[BEGIN Dataset records]
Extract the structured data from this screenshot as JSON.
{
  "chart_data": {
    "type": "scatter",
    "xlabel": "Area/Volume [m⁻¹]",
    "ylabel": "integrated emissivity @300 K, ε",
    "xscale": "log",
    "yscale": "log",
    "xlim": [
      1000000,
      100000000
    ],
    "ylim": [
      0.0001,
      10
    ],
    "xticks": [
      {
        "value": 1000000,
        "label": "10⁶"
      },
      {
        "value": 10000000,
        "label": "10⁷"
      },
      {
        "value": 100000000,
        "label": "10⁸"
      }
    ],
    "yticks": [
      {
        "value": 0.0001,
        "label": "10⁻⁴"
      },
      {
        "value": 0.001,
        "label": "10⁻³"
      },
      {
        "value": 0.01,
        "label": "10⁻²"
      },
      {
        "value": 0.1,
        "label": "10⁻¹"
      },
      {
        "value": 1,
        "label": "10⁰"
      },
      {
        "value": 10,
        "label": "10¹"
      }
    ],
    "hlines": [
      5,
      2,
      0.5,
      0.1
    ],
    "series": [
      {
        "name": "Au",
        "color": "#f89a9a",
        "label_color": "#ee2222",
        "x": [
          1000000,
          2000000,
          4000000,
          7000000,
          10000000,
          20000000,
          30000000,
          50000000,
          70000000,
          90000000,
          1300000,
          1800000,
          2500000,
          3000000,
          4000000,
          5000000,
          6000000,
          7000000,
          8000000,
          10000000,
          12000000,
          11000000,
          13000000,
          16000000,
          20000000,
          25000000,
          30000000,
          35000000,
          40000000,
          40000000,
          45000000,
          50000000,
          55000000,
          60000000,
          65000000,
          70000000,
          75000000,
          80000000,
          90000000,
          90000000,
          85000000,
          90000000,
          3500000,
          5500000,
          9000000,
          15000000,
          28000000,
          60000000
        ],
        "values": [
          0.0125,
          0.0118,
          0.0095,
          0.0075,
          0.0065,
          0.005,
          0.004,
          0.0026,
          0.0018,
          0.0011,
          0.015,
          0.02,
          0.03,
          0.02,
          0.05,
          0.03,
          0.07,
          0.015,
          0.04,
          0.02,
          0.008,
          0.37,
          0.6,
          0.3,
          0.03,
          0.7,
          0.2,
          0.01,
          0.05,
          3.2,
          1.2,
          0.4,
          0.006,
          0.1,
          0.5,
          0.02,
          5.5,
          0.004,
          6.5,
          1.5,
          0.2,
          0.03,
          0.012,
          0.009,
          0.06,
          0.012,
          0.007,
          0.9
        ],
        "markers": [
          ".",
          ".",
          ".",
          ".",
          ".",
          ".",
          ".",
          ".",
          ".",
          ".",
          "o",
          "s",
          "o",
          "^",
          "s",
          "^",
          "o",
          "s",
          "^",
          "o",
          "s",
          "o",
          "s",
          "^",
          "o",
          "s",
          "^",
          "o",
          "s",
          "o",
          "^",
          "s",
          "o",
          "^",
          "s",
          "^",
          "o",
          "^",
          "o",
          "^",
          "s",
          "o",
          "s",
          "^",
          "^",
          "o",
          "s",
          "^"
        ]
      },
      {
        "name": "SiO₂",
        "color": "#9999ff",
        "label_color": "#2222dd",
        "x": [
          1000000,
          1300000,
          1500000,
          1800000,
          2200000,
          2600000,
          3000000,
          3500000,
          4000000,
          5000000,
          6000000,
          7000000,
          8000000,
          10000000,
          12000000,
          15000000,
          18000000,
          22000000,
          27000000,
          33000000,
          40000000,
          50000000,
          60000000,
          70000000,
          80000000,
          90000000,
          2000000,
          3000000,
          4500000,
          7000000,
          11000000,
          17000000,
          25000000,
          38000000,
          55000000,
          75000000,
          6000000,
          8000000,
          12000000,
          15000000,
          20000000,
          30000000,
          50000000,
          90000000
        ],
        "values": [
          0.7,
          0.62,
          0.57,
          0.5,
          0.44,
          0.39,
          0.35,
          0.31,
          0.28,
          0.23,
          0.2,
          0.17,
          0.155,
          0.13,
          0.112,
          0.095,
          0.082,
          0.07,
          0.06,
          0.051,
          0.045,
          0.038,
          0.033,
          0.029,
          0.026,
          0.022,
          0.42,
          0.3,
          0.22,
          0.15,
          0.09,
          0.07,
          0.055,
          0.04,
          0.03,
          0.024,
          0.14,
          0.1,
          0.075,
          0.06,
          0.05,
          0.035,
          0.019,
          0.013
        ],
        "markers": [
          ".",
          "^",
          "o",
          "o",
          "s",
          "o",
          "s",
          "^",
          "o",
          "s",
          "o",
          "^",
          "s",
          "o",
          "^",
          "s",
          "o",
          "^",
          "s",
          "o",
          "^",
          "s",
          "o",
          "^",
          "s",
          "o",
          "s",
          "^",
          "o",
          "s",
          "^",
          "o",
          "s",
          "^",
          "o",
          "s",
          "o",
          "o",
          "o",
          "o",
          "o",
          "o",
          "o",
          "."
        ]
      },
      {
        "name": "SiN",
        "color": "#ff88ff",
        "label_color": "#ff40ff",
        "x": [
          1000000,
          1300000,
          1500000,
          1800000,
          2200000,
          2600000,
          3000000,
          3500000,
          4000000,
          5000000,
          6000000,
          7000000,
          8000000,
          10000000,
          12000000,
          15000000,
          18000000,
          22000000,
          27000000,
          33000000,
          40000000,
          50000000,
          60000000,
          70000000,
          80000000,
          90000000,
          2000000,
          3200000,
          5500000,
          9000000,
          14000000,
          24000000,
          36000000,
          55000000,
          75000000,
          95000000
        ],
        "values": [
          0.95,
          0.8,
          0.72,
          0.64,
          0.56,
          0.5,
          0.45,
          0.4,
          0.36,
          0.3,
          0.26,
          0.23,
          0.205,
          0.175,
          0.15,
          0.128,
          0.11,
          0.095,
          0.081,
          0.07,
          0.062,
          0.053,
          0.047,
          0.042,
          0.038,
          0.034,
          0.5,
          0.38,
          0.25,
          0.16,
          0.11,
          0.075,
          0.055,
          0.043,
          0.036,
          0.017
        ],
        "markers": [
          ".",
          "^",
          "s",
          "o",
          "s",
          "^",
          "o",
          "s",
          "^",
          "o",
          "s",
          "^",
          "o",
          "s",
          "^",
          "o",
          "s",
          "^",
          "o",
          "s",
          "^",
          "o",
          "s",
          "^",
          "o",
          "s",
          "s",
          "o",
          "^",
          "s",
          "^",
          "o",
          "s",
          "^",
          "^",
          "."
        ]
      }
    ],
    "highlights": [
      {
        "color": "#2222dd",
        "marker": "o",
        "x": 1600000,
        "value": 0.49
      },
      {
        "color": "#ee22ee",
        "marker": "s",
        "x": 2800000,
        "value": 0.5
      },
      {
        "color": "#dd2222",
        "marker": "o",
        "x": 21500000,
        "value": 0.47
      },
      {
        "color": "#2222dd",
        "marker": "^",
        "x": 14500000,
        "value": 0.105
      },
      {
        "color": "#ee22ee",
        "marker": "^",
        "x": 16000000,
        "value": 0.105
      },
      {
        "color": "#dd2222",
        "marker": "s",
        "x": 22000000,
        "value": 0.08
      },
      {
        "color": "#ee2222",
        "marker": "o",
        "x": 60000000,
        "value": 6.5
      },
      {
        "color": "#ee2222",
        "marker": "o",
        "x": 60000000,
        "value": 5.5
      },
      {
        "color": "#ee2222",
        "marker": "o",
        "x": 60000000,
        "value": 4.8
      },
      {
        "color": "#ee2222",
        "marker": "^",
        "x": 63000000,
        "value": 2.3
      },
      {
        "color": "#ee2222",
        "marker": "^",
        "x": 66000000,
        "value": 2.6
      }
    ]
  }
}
[END Dataset records]
[BEGIN Dataset records]
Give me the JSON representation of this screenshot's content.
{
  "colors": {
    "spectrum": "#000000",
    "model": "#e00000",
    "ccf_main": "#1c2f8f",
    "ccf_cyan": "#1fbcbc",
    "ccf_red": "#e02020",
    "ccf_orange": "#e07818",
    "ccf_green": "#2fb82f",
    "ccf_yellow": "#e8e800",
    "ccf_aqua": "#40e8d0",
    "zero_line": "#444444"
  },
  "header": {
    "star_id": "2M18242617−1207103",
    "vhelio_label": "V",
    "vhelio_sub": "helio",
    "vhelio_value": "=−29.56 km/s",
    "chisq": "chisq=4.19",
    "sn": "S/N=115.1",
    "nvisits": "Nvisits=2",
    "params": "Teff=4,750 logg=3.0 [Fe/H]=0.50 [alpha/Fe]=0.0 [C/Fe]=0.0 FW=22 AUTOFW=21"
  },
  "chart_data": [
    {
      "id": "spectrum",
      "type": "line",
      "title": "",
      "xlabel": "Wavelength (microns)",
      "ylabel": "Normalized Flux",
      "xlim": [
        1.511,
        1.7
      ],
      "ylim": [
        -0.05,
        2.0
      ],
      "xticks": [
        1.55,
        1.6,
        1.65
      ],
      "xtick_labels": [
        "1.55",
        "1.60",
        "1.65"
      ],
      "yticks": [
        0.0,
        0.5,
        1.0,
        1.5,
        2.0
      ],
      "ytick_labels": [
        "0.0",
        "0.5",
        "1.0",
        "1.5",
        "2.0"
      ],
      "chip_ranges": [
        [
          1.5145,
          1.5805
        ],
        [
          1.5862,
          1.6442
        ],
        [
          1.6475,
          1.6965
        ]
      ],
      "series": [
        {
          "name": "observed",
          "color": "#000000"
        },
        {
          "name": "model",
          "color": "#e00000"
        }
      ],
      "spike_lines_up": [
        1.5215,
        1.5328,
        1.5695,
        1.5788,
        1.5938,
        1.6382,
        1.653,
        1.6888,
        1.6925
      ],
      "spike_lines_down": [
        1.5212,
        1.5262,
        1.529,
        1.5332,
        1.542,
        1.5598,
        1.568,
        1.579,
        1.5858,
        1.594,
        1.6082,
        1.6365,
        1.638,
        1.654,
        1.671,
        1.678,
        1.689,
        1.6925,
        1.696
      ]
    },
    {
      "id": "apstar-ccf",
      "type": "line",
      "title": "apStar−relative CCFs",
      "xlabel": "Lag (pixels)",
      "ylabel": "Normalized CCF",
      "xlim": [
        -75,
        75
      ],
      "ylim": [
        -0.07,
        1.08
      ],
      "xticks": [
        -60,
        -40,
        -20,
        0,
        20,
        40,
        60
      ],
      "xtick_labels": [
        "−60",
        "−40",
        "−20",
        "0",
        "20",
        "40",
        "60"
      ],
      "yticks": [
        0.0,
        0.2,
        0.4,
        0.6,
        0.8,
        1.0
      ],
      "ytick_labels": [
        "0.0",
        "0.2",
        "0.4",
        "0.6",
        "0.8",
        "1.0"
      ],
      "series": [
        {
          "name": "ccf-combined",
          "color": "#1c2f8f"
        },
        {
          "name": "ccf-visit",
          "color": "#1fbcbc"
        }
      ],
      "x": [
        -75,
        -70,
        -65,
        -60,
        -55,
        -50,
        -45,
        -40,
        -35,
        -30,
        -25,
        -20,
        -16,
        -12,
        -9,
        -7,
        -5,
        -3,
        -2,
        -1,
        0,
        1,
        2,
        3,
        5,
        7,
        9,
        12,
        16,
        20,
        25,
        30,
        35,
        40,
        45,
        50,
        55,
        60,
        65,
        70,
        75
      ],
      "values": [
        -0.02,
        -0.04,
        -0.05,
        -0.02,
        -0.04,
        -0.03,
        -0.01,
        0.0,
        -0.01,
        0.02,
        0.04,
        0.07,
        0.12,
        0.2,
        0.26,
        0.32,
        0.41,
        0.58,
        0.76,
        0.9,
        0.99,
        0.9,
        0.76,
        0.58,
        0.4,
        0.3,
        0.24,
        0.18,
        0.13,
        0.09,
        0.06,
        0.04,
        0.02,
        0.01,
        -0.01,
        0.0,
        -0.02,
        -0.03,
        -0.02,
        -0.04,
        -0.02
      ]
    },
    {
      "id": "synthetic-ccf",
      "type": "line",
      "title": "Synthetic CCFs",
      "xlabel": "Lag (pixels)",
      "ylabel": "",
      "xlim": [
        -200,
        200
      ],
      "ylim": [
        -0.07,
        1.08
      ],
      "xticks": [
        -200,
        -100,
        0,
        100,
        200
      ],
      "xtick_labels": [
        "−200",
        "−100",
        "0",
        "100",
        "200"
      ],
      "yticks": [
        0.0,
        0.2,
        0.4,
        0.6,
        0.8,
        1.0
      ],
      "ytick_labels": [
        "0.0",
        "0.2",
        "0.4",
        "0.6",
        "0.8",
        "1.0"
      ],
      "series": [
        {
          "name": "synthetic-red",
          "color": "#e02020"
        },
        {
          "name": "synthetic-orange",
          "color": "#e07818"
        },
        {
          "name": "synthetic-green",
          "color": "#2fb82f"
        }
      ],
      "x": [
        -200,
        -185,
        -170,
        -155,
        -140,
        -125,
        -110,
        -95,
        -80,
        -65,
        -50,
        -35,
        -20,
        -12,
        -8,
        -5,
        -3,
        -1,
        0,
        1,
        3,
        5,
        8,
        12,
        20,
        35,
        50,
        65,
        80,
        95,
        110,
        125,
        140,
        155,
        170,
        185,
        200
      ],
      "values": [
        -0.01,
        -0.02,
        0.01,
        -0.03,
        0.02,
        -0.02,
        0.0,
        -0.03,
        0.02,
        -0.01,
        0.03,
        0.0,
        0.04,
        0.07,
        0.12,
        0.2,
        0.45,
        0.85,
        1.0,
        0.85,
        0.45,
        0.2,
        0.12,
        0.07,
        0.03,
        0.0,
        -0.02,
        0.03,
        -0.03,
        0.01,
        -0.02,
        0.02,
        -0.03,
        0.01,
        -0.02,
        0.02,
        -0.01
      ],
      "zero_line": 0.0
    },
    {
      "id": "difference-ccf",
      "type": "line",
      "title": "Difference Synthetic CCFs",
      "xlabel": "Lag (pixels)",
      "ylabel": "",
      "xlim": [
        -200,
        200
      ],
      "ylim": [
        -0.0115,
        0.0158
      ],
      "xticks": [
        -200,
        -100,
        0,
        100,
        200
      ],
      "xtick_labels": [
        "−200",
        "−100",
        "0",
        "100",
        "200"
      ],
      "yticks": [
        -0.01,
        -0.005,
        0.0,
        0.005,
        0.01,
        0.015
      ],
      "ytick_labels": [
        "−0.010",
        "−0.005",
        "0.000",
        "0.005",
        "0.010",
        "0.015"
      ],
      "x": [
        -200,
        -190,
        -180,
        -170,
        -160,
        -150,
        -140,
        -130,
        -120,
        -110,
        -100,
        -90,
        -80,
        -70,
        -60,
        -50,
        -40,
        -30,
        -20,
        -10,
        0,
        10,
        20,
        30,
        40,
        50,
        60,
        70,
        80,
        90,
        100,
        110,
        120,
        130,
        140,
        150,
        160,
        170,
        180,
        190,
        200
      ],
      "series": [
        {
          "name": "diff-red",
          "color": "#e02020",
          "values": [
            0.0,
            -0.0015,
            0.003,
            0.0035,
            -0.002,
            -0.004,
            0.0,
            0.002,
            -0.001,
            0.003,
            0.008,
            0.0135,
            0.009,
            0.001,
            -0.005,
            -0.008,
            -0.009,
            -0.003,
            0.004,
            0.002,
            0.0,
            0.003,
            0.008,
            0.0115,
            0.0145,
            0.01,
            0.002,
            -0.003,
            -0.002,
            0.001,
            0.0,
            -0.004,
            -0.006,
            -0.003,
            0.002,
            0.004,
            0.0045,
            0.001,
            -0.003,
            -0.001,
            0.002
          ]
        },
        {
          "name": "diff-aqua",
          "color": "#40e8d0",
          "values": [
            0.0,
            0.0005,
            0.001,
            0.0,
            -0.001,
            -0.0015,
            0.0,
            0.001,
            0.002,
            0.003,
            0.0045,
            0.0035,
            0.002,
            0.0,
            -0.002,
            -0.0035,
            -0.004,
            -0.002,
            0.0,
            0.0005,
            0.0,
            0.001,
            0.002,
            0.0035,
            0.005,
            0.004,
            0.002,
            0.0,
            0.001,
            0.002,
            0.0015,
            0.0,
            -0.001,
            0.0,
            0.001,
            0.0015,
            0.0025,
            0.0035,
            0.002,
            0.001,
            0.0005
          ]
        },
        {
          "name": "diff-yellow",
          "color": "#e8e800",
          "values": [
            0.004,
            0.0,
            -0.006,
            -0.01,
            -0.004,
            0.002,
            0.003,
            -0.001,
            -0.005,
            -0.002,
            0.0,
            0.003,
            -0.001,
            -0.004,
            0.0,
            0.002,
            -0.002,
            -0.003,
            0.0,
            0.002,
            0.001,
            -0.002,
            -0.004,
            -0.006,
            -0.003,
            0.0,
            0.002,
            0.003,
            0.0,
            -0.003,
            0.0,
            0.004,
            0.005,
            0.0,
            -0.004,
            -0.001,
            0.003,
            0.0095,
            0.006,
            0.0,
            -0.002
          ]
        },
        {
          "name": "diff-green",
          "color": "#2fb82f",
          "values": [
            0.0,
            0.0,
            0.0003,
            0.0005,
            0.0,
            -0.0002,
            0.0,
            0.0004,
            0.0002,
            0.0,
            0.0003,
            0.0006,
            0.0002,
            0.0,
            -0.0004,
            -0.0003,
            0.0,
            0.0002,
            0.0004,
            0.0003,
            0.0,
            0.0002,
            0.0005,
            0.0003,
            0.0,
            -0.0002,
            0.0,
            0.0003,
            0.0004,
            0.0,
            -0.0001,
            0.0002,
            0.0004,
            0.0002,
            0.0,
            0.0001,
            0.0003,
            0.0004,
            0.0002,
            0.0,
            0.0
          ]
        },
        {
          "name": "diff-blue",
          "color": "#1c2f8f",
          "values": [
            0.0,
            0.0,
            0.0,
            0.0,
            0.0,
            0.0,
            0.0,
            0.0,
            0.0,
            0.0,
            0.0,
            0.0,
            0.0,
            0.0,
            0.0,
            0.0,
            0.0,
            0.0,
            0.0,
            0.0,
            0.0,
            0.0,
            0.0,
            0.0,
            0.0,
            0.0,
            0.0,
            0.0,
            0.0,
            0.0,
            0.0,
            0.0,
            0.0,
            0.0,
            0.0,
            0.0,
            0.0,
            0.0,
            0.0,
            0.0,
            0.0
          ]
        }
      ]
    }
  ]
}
[END Dataset records]
Work to do - Which lines of the data above contain "title"? Copy each one.

Solution below -
      "title": "",
      "title": "apStar−relative CCFs",
      "title": "Synthetic CCFs",
      "title": "Difference Synthetic CCFs",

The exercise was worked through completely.